> [WHAT YOU NEED TO DO]
Give back the full listing, character for character, with no pictures.

★ ★ ★ ★ ★ ★ ★

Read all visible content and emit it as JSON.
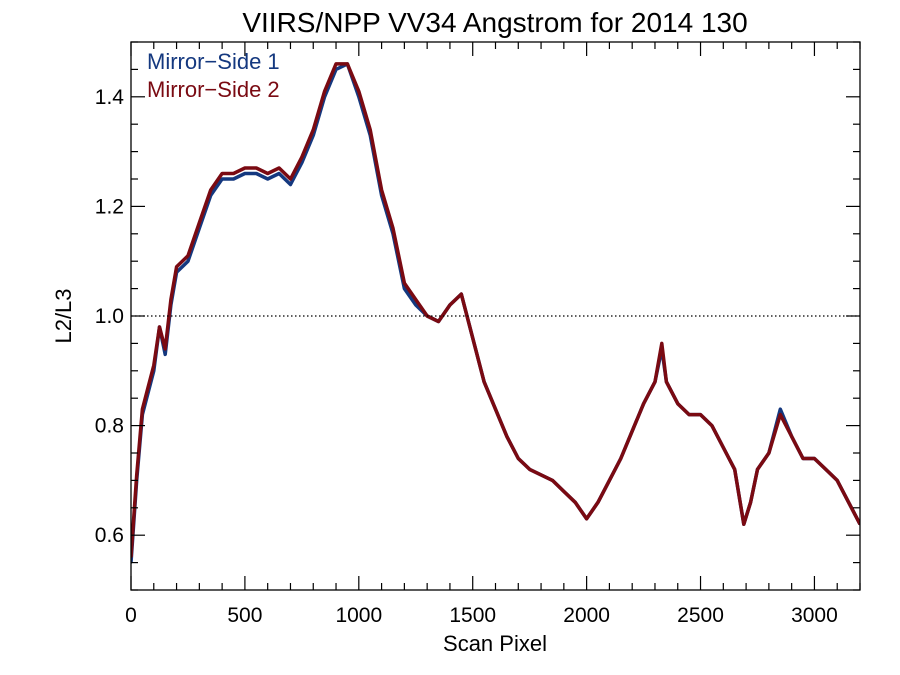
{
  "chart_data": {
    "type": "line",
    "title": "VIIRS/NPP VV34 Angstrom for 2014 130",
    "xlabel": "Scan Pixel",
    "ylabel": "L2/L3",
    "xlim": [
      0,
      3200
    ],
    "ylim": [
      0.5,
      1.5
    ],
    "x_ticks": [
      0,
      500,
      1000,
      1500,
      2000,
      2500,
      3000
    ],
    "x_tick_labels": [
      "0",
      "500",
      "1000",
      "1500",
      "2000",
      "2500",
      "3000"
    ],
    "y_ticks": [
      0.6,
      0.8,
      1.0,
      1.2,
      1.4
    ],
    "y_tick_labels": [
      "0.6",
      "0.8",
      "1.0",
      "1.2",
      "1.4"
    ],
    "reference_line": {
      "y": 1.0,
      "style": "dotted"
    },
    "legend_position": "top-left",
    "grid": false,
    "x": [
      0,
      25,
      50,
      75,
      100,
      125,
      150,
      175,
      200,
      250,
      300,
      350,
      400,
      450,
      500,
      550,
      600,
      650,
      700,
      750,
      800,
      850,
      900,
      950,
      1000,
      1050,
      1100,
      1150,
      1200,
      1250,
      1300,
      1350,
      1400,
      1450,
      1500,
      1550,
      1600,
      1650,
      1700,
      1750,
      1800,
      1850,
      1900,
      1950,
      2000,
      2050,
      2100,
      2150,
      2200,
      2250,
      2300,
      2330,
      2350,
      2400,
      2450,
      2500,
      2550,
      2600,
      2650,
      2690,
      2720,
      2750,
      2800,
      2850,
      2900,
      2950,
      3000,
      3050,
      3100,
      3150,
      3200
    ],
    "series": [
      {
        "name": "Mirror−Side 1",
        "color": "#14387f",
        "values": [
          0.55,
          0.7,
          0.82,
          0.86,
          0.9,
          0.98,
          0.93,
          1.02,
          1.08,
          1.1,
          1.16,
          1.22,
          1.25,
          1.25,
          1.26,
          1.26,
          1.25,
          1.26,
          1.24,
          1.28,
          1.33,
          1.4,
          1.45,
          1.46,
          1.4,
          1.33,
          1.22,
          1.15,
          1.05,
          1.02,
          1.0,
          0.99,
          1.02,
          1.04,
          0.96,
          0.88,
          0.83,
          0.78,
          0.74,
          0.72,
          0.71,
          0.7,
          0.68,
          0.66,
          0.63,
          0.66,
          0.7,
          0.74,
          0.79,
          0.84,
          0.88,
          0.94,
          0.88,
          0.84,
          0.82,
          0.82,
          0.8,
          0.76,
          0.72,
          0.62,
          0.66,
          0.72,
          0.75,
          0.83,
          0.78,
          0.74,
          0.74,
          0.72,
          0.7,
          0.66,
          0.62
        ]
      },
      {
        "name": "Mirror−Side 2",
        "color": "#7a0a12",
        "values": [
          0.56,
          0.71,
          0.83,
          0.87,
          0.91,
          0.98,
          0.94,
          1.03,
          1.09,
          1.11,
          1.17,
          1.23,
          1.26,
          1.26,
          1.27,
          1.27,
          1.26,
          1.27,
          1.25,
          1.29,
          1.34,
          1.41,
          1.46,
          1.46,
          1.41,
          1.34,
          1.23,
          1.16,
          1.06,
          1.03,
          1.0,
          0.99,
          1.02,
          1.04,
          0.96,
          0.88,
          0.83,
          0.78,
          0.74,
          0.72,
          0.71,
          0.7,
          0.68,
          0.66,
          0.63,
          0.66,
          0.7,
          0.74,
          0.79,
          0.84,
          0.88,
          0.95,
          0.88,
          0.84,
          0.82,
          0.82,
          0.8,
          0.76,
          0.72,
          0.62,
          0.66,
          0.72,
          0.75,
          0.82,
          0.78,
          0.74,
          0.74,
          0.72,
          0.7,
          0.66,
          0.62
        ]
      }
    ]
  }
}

★ ★ ★ ★ ★ ★ ★

> [THE RESPONSE]
Read all visible content and emit it as JSON.
{
  "chart_data": {
    "type": "line",
    "title": "VIIRS/NPP VV34 Angstrom for 2014 130",
    "xlabel": "Scan Pixel",
    "ylabel": "L2/L3",
    "xlim": [
      0,
      3200
    ],
    "ylim": [
      0.5,
      1.5
    ],
    "x_ticks": [
      0,
      500,
      1000,
      1500,
      2000,
      2500,
      3000
    ],
    "x_tick_labels": [
      "0",
      "500",
      "1000",
      "1500",
      "2000",
      "2500",
      "3000"
    ],
    "y_ticks": [
      0.6,
      0.8,
      1.0,
      1.2,
      1.4
    ],
    "y_tick_labels": [
      "0.6",
      "0.8",
      "1.0",
      "1.2",
      "1.4"
    ],
    "reference_line": {
      "y": 1.0,
      "style": "dotted"
    },
    "legend_position": "top-left",
    "grid": false,
    "x": [
      0,
      25,
      50,
      75,
      100,
      125,
      150,
      175,
      200,
      250,
      300,
      350,
      400,
      450,
      500,
      550,
      600,
      650,
      700,
      750,
      800,
      850,
      900,
      950,
      1000,
      1050,
      1100,
      1150,
      1200,
      1250,
      1300,
      1350,
      1400,
      1450,
      1500,
      1550,
      1600,
      1650,
      1700,
      1750,
      1800,
      1850,
      1900,
      1950,
      2000,
      2050,
      2100,
      2150,
      2200,
      2250,
      2300,
      2330,
      2350,
      2400,
      2450,
      2500,
      2550,
      2600,
      2650,
      2690,
      2720,
      2750,
      2800,
      2850,
      2900,
      2950,
      3000,
      3050,
      3100,
      3150,
      3200
    ],
    "series": [
      {
        "name": "Mirror−Side 1",
        "color": "#14387f",
        "values": [
          0.55,
          0.7,
          0.82,
          0.86,
          0.9,
          0.98,
          0.93,
          1.02,
          1.08,
          1.1,
          1.16,
          1.22,
          1.25,
          1.25,
          1.26,
          1.26,
          1.25,
          1.26,
          1.24,
          1.28,
          1.33,
          1.4,
          1.45,
          1.46,
          1.4,
          1.33,
          1.22,
          1.15,
          1.05,
          1.02,
          1.0,
          0.99,
          1.02,
          1.04,
          0.96,
          0.88,
          0.83,
          0.78,
          0.74,
          0.72,
          0.71,
          0.7,
          0.68,
          0.66,
          0.63,
          0.66,
          0.7,
          0.74,
          0.79,
          0.84,
          0.88,
          0.94,
          0.88,
          0.84,
          0.82,
          0.82,
          0.8,
          0.76,
          0.72,
          0.62,
          0.66,
          0.72,
          0.75,
          0.83,
          0.78,
          0.74,
          0.74,
          0.72,
          0.7,
          0.66,
          0.62
        ]
      },
      {
        "name": "Mirror−Side 2",
        "color": "#7a0a12",
        "values": [
          0.56,
          0.71,
          0.83,
          0.87,
          0.91,
          0.98,
          0.94,
          1.03,
          1.09,
          1.11,
          1.17,
          1.23,
          1.26,
          1.26,
          1.27,
          1.27,
          1.26,
          1.27,
          1.25,
          1.29,
          1.34,
          1.41,
          1.46,
          1.46,
          1.41,
          1.34,
          1.23,
          1.16,
          1.06,
          1.03,
          1.0,
          0.99,
          1.02,
          1.04,
          0.96,
          0.88,
          0.83,
          0.78,
          0.74,
          0.72,
          0.71,
          0.7,
          0.68,
          0.66,
          0.63,
          0.66,
          0.7,
          0.74,
          0.79,
          0.84,
          0.88,
          0.95,
          0.88,
          0.84,
          0.82,
          0.82,
          0.8,
          0.76,
          0.72,
          0.62,
          0.66,
          0.72,
          0.75,
          0.82,
          0.78,
          0.74,
          0.74,
          0.72,
          0.7,
          0.66,
          0.62
        ]
      }
    ]
  }
}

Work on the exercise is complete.